— begin Provided entries —
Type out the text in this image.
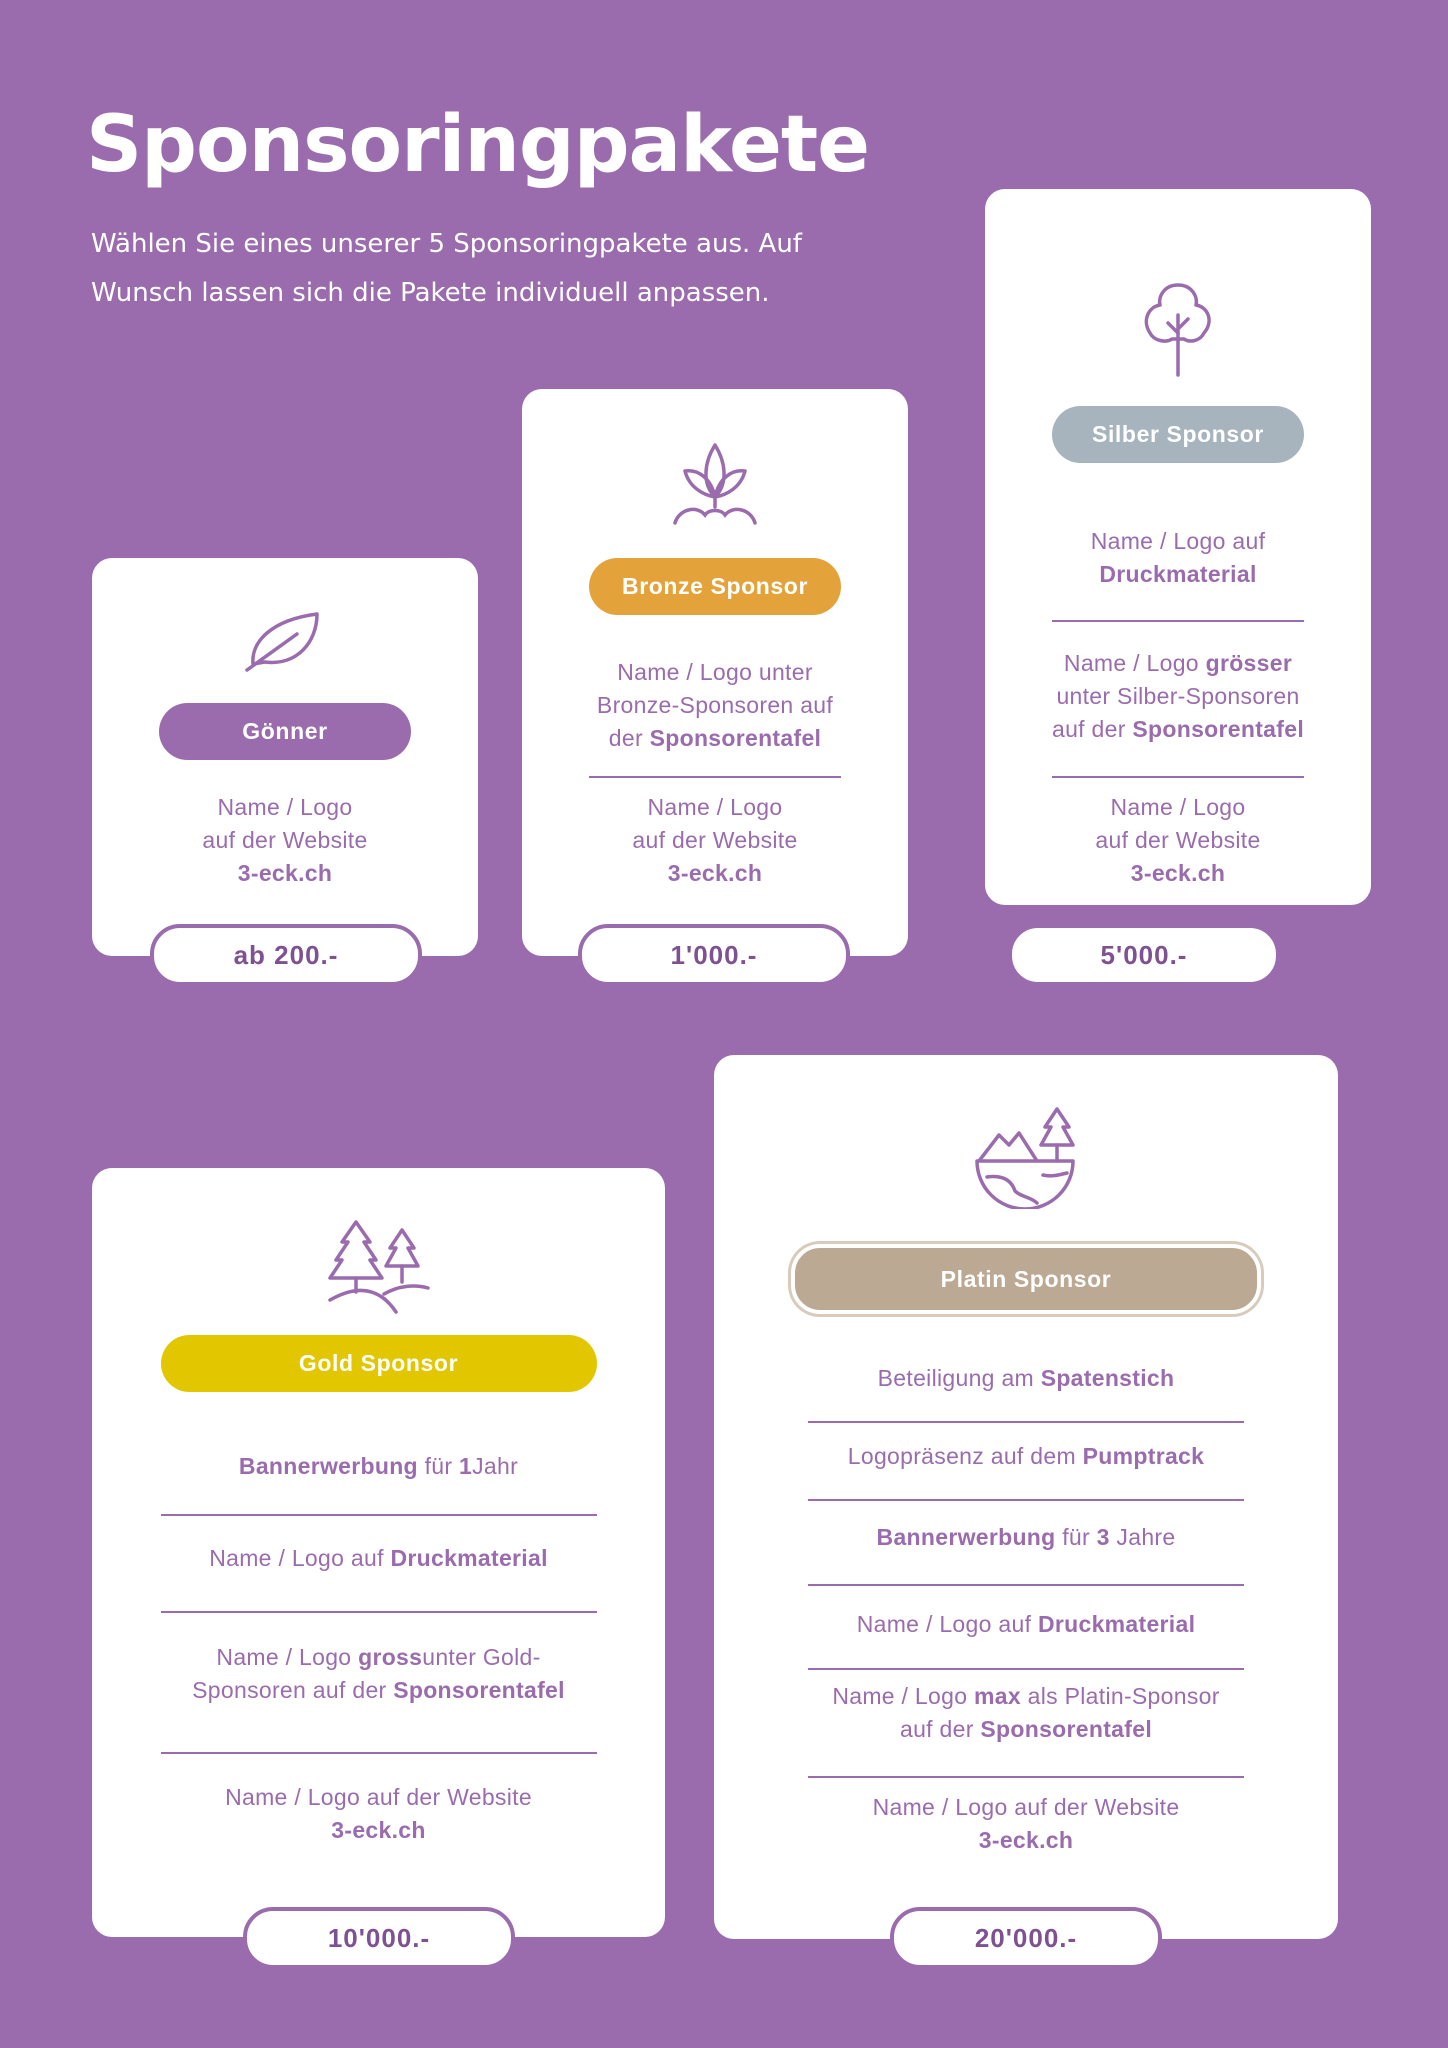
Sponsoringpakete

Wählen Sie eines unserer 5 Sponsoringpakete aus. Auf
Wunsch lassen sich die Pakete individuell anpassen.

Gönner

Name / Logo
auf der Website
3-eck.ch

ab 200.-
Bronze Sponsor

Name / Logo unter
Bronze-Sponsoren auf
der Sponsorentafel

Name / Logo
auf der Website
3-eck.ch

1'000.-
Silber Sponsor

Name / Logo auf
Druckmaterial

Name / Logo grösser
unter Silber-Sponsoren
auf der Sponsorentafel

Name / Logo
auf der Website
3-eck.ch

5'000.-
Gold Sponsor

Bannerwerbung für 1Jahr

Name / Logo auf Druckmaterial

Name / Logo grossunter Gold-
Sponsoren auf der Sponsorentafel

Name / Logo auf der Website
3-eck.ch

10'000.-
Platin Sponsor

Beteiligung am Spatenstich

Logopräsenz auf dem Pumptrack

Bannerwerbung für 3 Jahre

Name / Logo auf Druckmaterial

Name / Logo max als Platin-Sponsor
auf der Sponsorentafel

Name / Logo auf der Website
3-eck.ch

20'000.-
— end Provided entries —
> Your instructions
From the listing above, return each line with the word "Platin".

> Response for this exercise
Platin Sponsor
Name / Logo max als Platin-Sponsor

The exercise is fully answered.